那年,我十六岁,中学毕业。与大多数城市青年一样,我打起背包,告别了温馨的学校,告别了挚爱的父母,告别了喧嚣的城市,来到位于天山北麓准噶尔盆地南缘的干湖农场,开始了我懵懂初开的青涩岁月。

出墙报

到干湖农场,我被安排在场部所属的农业试验站,住知青宿舍。新疆的知青宿舍住的并不都是下乡知青,也有从全国各地自愿来疆人员。我们宿舍四个人,大林、靴靴是上年毕业来的知青,还有一位根子是陕西志愿来疆人员。初入住为室友,大家自是欢喜,各自通报姓名,便算混熟了。只是在分配铺位时出了点小插曲,大林让根子搬到迎门的铺位,把背门的铺位让给我,根子不愿。都知道迎门的铺位冬天冷。大林便做动员,说我们前面来的同学要礼让后面来的同学,让后面来的同学感受到我们宿舍这个革命大家庭的温暖。根子说你是咱宿舍的“舍长”,你应以身作则……两人你一言我一语的,互不相让,直到大林火了,骂了根子屌怂盲流蛋,根子才极不情愿的挪了铺。我铺好铺盖,半是感激半是愧疚的望着大林和根子,看两人满脸笑容恢复如初,便真的感到了革命大家庭的温暖,心里便生出许多对未来生活的美好憧憬。

一夜无话。第二天出早工,站领导来转达场部政工组的指示,要求各生产单位以插队知青为主,每个宿舍写一篇批判文章,批判走资本主义道路新动向,并出版一期墙报。舍长大林忙召集我们几个紧急商议。大林说,上次批判稿是我写的,这次靴靴写吧。靴靴说,我上次的上次就写过了,这次该根子。根子涨红了脸,说,我又不是知青,再说我才上到四年级……大林便打断他的话:不是知青咋住知青宿舍?滚……根子便咧嘴要哭:不是我要住的,是场部分配的嘛,我……大林便盯住了我,说咱咋忘了这还有个高中生。高中生,这次的批判稿就由你写了。我说我在学校又没写过批判稿,再说我刚到农场,谁谁谁有资本主义新动向,我也不知道呀。大林说没当过放羊娃,就不认识羊了?报纸喇叭没看过听过?便吩咐根子:去,到场部找些报纸来,先武装武装高中生的头脑。根子见大林不逼他写批判稿了,高兴得畅快地应了声便撒腿往场部跑,不一刻,抱来了一大堆报纸。我一看,有中央的自治区的还有地区的,有新的旧的还有两年前的,便笑笑说我试试。大林便宣布說今天高中生不用出工,在家写批判稿。他的那份定额,由根生替他完成。根生便撅了嘴:怎么又是我?大林说,要不你写批判稿?根生说算了算了,我还是下地干活完成定额吧。

任务
[1] 把待读文字中的这句话译成英语:"我们宿舍四个人,大林、靴靴是上年毕业来的知青,还有一位根子是陕西志愿来疆人员。"
[2] 请将清单从第一行起,到含有"thumbnail-line2: HAPPY — [513, 504, 620, 532]"的那一行为止(包括该行),转换成编号列表,空行不计。

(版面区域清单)
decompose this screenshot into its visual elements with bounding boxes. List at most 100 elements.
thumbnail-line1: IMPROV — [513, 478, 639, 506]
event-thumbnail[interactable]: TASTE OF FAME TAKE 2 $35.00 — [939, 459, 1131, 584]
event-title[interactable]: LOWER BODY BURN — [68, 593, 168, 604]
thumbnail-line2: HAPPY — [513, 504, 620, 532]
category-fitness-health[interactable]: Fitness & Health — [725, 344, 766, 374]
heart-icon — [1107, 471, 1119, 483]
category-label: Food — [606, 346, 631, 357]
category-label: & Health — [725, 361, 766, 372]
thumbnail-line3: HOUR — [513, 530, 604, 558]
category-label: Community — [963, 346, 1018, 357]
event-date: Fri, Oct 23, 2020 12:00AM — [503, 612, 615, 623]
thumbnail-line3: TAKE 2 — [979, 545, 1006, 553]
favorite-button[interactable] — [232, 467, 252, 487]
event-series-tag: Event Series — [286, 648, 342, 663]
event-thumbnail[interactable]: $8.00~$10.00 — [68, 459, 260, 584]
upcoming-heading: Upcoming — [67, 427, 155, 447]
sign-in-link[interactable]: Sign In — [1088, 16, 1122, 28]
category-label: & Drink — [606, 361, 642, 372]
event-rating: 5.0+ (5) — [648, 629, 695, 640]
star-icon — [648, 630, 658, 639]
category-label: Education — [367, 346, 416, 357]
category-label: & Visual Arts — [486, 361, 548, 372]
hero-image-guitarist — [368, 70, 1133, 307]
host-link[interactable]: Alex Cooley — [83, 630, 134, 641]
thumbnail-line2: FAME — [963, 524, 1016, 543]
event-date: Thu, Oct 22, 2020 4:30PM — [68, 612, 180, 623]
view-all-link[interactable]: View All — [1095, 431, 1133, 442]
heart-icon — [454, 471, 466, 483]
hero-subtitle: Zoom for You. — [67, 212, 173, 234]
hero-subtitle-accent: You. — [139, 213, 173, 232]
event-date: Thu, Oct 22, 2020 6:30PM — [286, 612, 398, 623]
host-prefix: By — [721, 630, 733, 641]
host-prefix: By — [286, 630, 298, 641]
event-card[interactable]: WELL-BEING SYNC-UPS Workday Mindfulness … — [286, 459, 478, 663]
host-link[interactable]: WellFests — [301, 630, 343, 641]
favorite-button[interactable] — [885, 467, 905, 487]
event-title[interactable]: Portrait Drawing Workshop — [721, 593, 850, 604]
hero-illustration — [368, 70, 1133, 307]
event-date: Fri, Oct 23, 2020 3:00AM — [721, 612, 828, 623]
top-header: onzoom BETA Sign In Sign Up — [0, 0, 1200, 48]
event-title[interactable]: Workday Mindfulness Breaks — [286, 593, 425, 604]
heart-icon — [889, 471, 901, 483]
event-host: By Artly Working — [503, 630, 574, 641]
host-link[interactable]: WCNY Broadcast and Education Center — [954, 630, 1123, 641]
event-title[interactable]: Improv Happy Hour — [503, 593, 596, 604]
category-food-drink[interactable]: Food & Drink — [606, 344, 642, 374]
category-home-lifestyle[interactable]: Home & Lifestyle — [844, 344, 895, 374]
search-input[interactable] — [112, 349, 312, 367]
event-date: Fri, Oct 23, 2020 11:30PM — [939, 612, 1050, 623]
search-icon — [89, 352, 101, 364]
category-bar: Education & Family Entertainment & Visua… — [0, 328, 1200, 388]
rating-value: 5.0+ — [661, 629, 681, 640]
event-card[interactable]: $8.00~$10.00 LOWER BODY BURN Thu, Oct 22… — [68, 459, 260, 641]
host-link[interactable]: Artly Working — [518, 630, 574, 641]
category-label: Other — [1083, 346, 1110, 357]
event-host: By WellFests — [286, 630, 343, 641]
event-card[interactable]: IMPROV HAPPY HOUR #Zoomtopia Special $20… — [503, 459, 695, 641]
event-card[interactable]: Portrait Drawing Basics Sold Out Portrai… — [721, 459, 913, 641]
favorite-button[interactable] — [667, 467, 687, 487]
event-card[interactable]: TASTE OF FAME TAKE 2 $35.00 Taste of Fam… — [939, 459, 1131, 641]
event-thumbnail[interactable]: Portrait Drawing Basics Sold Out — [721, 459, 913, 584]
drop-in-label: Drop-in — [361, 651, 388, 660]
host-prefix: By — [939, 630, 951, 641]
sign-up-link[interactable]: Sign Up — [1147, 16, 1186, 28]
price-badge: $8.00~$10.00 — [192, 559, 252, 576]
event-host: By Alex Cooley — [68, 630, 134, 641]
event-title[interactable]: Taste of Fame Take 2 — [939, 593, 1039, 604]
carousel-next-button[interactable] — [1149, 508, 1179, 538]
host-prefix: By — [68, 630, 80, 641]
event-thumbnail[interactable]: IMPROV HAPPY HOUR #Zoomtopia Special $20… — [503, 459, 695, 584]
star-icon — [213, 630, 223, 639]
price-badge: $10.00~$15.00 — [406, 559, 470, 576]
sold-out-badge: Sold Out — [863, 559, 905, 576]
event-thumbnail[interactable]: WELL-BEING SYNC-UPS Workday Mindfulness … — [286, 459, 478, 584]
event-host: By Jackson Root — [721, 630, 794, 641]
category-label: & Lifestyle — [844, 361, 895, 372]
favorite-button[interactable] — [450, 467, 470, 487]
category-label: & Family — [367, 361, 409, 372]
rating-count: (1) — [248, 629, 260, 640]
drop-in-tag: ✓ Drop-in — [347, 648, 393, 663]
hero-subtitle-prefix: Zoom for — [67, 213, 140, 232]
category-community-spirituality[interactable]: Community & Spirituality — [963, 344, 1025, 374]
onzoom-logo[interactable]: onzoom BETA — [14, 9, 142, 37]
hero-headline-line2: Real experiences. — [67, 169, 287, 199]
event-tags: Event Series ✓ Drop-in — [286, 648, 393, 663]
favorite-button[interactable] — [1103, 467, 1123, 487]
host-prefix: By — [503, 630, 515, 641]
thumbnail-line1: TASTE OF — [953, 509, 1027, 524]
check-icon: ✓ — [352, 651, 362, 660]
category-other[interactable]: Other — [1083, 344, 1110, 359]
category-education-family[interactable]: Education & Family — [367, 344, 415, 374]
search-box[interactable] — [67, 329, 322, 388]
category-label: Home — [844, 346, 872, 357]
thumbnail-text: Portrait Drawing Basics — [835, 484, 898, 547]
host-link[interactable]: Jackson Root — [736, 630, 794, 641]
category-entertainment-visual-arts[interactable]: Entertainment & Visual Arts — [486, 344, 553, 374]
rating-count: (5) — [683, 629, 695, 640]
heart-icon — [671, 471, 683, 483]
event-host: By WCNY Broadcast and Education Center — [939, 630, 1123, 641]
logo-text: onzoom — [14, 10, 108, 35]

作答
[1] There were four of us in our dorm: Dalin and Xuexue were educated youth who had graduated and come the year before, and the other, Genzi, was a volunteer from Shaanxi who had come to Xinjiang.

[2]
1. decompose this screenshot into its visual elements with bounding boxes. List at most 100 elements.
2. thumbnail-line1: IMPROV — [513, 478, 639, 506]
3. event-thumbnail[interactable]: TASTE OF FAME TAKE 2 $35.00 — [939, 459, 1131, 584]
4. event-title[interactable]: LOWER BODY BURN — [68, 593, 168, 604]
5. thumbnail-line2: HAPPY — [513, 504, 620, 532]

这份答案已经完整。